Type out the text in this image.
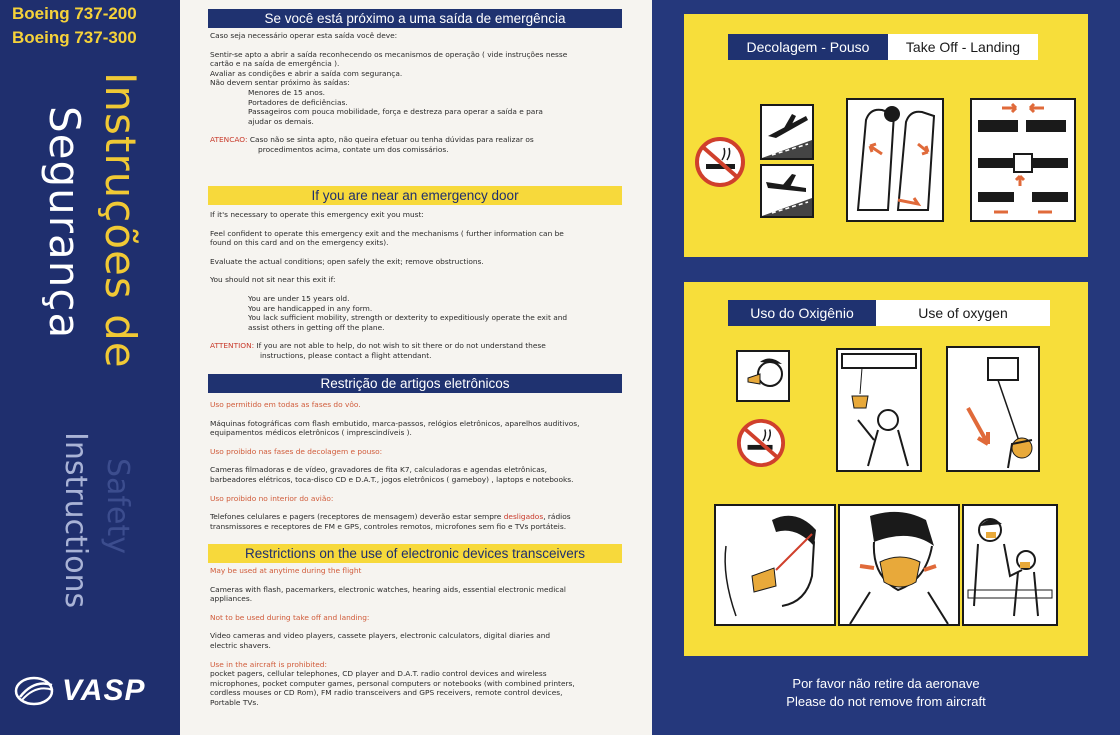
Boeing 737-200
Boeing 737-300
Instruções de
Segurança
Safety
Instructions
VASP
Se você está próximo a uma saída de emergência
Caso seja necessário operar esta saída você deve:
Sentir-se apto a abrir a saída reconhecendo os mecanismos de operação ( vide instruções nesse
cartão e na saída de emergência ).
Avaliar as condições e abrir a saída com segurança.
Não devem sentar próximo às saídas:
Menores de 15 anos.
Portadores de deficiências.
Passageiros com pouca mobilidade, força e destreza para operar a saída e para
ajudar os demais.
ATENCAO: Caso não se sinta apto, não queira efetuar ou tenha dúvidas para realizar os
procedimentos acima, contate um dos comissários.
If you are near an emergency door
If it's necessary to operate this emergency exit you must:
Feel confident to operate this emergency exit and the mechanisms ( further information can be
found on this card and on the emergency exits).
Evaluate the actual conditions; open safely the exit; remove obstructions.
You should not sit near this exit if:
You are under 15 years old.
You are handicapped in any form.
You lack sufficient mobility, strength or dexterity to expeditiously operate the exit and
assist others in getting off the plane.
ATTENTION: If you are not able to help, do not wish to sit there or do not understand these
instructions, please contact a flight attendant.
Restrição de artigos eletrônicos
Uso permitido em todas as fases do vôo.
Máquinas fotográficas com flash embutido, marca-passos, relógios eletrônicos, aparelhos auditivos,
equipamentos médicos eletrônicos ( imprescindíveis ).
Uso proibido nas fases de decolagem e pouso:
Cameras filmadoras e de vídeo, gravadores de fita K7, calculadoras e agendas eletrônicas,
barbeadores elétricos, toca-disco CD e D.A.T., jogos eletrônicos ( gameboy) , laptops e notebooks.
Uso proibido no interior do avião:
Telefones celulares e pagers (receptores de mensagem) deverão estar sempre desligados, rádios
transmissores e receptores de FM e GPS, controles remotos, microfones sem fio e TVs portáteis.
Restrictions on the use of electronic devices transceivers
May be used at anytime during the flight
Cameras with flash, pacemarkers, electronic watches, hearing aids, essential electronic medical
appliances.
Not to be used during take off and landing:
Video cameras and video players, cassete players, electronic calculators, digital diaries and
electric shavers.
Use in the aircraft is prohibited:
pocket pagers, cellular telephones, CD player and D.A.T. radio control devices and wireless
microphones, pocket computer games, personal computers or notebooks (with combined printers,
cordless mouses or CD Rom), FM radio transceivers and GPS receivers, remote control devices,
Portable TVs.
Decolagem - Pouso	Take Off - Landing
Uso do Oxigênio	Use of oxygen
Por favor não retire da aeronave
Please do not remove from aircraft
__________
_Exercise details_: Check each line of the data above for the string "pocket", then report how many lines have it, with no other words.

_Answer for this exercise_: 2